▶ [TASK OBJECTIVE]
Return the full material exactly.

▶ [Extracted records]
## Begin
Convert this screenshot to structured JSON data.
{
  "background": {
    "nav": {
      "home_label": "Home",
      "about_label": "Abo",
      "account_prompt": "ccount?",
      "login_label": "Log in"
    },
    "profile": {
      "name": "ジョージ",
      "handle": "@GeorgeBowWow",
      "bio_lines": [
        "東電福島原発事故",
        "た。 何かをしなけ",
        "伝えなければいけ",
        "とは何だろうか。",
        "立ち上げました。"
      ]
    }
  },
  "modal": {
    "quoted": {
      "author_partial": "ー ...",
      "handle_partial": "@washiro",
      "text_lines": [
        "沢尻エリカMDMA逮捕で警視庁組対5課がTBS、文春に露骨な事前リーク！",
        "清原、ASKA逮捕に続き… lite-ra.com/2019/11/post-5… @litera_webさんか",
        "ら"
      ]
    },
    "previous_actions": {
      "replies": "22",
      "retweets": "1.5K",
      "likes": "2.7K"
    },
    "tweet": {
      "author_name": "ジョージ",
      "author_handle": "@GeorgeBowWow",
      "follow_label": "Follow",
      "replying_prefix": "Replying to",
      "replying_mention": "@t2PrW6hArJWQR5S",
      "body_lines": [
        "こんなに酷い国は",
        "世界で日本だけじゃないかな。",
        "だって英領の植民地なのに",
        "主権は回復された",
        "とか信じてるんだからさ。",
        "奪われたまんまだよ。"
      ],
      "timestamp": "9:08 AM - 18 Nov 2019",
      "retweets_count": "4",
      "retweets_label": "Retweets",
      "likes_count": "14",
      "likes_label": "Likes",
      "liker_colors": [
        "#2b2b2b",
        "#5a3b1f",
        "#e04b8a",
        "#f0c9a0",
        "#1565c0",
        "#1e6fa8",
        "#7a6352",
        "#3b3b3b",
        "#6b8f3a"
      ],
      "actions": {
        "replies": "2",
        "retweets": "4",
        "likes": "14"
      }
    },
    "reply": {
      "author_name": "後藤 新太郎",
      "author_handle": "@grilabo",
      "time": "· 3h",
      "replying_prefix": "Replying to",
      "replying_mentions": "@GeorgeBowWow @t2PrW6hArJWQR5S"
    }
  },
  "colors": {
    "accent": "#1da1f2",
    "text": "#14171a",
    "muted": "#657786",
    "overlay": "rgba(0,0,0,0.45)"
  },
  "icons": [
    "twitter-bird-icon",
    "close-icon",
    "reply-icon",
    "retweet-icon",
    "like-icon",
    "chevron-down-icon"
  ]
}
## End
▶ [REPLY]
Convert this screenshot to structured JSON data.
{
  "background": {
    "nav": {
      "home_label": "Home",
      "about_label": "Abo",
      "account_prompt": "ccount?",
      "login_label": "Log in"
    },
    "profile": {
      "name": "ジョージ",
      "handle": "@GeorgeBowWow",
      "bio_lines": [
        "東電福島原発事故",
        "た。 何かをしなけ",
        "伝えなければいけ",
        "とは何だろうか。",
        "立ち上げました。"
      ]
    }
  },
  "modal": {
    "quoted": {
      "author_partial": "ー ...",
      "handle_partial": "@washiro",
      "text_lines": [
        "沢尻エリカMDMA逮捕で警視庁組対5課がTBS、文春に露骨な事前リーク！",
        "清原、ASKA逮捕に続き… lite-ra.com/2019/11/post-5… @litera_webさんか",
        "ら"
      ]
    },
    "previous_actions": {
      "replies": "22",
      "retweets": "1.5K",
      "likes": "2.7K"
    },
    "tweet": {
      "author_name": "ジョージ",
      "author_handle": "@GeorgeBowWow",
      "follow_label": "Follow",
      "replying_prefix": "Replying to",
      "replying_mention": "@t2PrW6hArJWQR5S",
      "body_lines": [
        "こんなに酷い国は",
        "世界で日本だけじゃないかな。",
        "だって英領の植民地なのに",
        "主権は回復された",
        "とか信じてるんだからさ。",
        "奪われたまんまだよ。"
      ],
      "timestamp": "9:08 AM - 18 Nov 2019",
      "retweets_count": "4",
      "retweets_label": "Retweets",
      "likes_count": "14",
      "likes_label": "Likes",
      "liker_colors": [
        "#2b2b2b",
        "#5a3b1f",
        "#e04b8a",
        "#f0c9a0",
        "#1565c0",
        "#1e6fa8",
        "#7a6352",
        "#3b3b3b",
        "#6b8f3a"
      ],
      "actions": {
        "replies": "2",
        "retweets": "4",
        "likes": "14"
      }
    },
    "reply": {
      "author_name": "後藤 新太郎",
      "author_handle": "@grilabo",
      "time": "· 3h",
      "replying_prefix": "Replying to",
      "replying_mentions": "@GeorgeBowWow @t2PrW6hArJWQR5S"
    }
  },
  "colors": {
    "accent": "#1da1f2",
    "text": "#14171a",
    "muted": "#657786",
    "overlay": "rgba(0,0,0,0.45)"
  },
  "icons": [
    "twitter-bird-icon",
    "close-icon",
    "reply-icon",
    "retweet-icon",
    "like-icon",
    "chevron-down-icon"
  ]
}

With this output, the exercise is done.